(Exercise prompt): Write out all of the entries that follow, word for word, but skip the pictures.

== Data to process

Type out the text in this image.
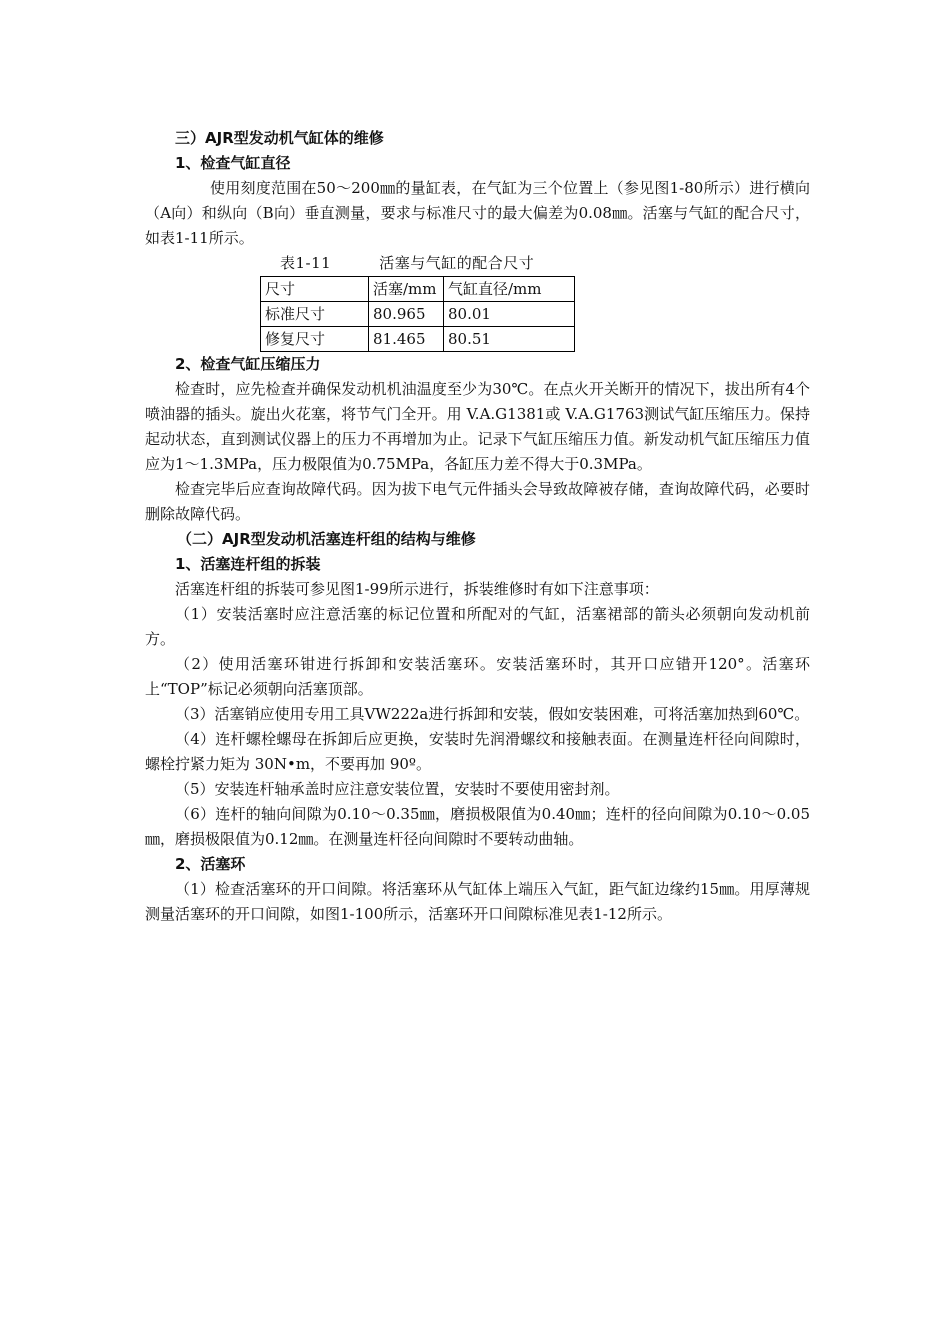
三）AJR型发动机气缸体的维修
1、检查气缸直径

使用刻度范围在50～200㎜的量缸表，在气缸为三个位置上（参见图1-80所示）进行横向（A向）和纵向（B向）垂直测量，要求与标准尺寸的最大偏差为0.08㎜。活塞与气缸的配合尺寸，如表1-11所示。

表1-11	活塞与气缸的配合尺寸
尺寸	活塞/mm	气缸直径/mm
标准尺寸	80.965	80.01
修复尺寸	81.465	80.51
2、检查气缸压缩压力

检查时，应先检查并确保发动机机油温度至少为30℃。在点火开关断开的情况下，拔出所有4个喷油器的插头。旋出火花塞，将节气门全开。用 V.A.G1381或 V.A.G1763测试气缸压缩压力。保持起动状态，直到测试仪器上的压力不再增加为止。记录下气缸压缩压力值。新发动机气缸压缩压力值应为1～1.3MPa，压力极限值为0.75MPa，各缸压力差不得大于0.3MPa。

检查完毕后应查询故障代码。因为拔下电气元件插头会导致故障被存储，查询故障代码，必要时删除故障代码。

（二）AJR型发动机活塞连杆组的结构与维修
1、活塞连杆组的拆装

活塞连杆组的拆装可参见图1-99所示进行，拆装维修时有如下注意事项：

（1）安装活塞时应注意活塞的标记位置和所配对的气缸，活塞裙部的箭头必须朝向发动机前方。

（2）使用活塞环钳进行拆卸和安装活塞环。安装活塞环时，其开口应错开120°。活塞环上“TOP”标记必须朝向活塞顶部。

（3）活塞销应使用专用工具VW222a进行拆卸和安装，假如安装困难，可将活塞加热到60℃。

（4）连杆螺栓螺母在拆卸后应更换，安装时先润滑螺纹和接触表面。在测量连杆径向间隙时，螺栓拧紧力矩为 30N•m，不要再加 90º。

（5）安装连杆轴承盖时应注意安装位置，安装时不要使用密封剂。

（6）连杆的轴向间隙为0.10～0.35㎜，磨损极限值为0.40㎜；连杆的径向间隙为0.10～0.05㎜，磨损极限值为0.12㎜。在测量连杆径向间隙时不要转动曲轴。

2、活塞环

（1）检查活塞环的开口间隙。将活塞环从气缸体上端压入气缸，距气缸边缘约15㎜。用厚薄规测量活塞环的开口间隙，如图1-100所示，活塞环开口间隙标准见表1-12所示。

====

(Correct response):
Type out the text in this image.
三）AJR型发动机气缸体的维修
1、检查气缸直径

使用刻度范围在50～200㎜的量缸表，在气缸为三个位置上（参见图1-80所示）进行横向（A向）和纵向（B向）垂直测量，要求与标准尺寸的最大偏差为0.08㎜。活塞与气缸的配合尺寸，如表1-11所示。

表1-11	活塞与气缸的配合尺寸
尺寸	活塞/mm	气缸直径/mm
标准尺寸	80.965	80.01
修复尺寸	81.465	80.51
2、检查气缸压缩压力

检查时，应先检查并确保发动机机油温度至少为30℃。在点火开关断开的情况下，拔出所有4个喷油器的插头。旋出火花塞，将节气门全开。用 V.A.G1381或 V.A.G1763测试气缸压缩压力。保持起动状态，直到测试仪器上的压力不再增加为止。记录下气缸压缩压力值。新发动机气缸压缩压力值应为1～1.3MPa，压力极限值为0.75MPa，各缸压力差不得大于0.3MPa。

检查完毕后应查询故障代码。因为拔下电气元件插头会导致故障被存储，查询故障代码，必要时删除故障代码。

（二）AJR型发动机活塞连杆组的结构与维修
1、活塞连杆组的拆装

活塞连杆组的拆装可参见图1-99所示进行，拆装维修时有如下注意事项：

（1）安装活塞时应注意活塞的标记位置和所配对的气缸，活塞裙部的箭头必须朝向发动机前方。

（2）使用活塞环钳进行拆卸和安装活塞环。安装活塞环时，其开口应错开120°。活塞环上“TOP”标记必须朝向活塞顶部。

（3）活塞销应使用专用工具VW222a进行拆卸和安装，假如安装困难，可将活塞加热到60℃。

（4）连杆螺栓螺母在拆卸后应更换，安装时先润滑螺纹和接触表面。在测量连杆径向间隙时，螺栓拧紧力矩为 30N•m，不要再加 90º。

（5）安装连杆轴承盖时应注意安装位置，安装时不要使用密封剂。

（6）连杆的轴向间隙为0.10～0.35㎜，磨损极限值为0.40㎜；连杆的径向间隙为0.10～0.05㎜，磨损极限值为0.12㎜。在测量连杆径向间隙时不要转动曲轴。

2、活塞环

（1）检查活塞环的开口间隙。将活塞环从气缸体上端压入气缸，距气缸边缘约15㎜。用厚薄规测量活塞环的开口间隙，如图1-100所示，活塞环开口间隙标准见表1-12所示。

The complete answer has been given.